--- start of Extracted records ---

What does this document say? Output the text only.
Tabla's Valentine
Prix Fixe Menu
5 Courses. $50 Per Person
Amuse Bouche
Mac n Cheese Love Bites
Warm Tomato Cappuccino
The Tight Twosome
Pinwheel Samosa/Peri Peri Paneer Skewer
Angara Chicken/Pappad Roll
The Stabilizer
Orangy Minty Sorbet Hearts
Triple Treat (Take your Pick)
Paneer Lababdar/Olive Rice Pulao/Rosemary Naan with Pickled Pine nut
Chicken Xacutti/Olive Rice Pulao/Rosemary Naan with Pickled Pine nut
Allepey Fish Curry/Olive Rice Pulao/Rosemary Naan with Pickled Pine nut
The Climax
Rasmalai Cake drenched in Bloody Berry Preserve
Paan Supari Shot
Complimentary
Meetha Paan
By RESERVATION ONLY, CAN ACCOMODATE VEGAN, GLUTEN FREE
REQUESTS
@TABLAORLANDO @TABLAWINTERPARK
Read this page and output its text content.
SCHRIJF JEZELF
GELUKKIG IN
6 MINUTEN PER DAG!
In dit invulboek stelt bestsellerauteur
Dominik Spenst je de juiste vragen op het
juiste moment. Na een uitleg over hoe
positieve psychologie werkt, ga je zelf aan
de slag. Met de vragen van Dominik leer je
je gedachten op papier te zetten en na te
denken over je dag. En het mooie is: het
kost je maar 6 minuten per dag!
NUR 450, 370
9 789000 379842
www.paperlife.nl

--- end of Extracted records ---

• [The problem]:
Identify and copy lines that hold the string "Pickled".

• [Right answer]:
Paneer Lababdar/Olive Rice Pulao/Rosemary Naan with Pickled Pine nut
Chicken Xacutti/Olive Rice Pulao/Rosemary Naan with Pickled Pine nut
Allepey Fish Curry/Olive Rice Pulao/Rosemary Naan with Pickled Pine nut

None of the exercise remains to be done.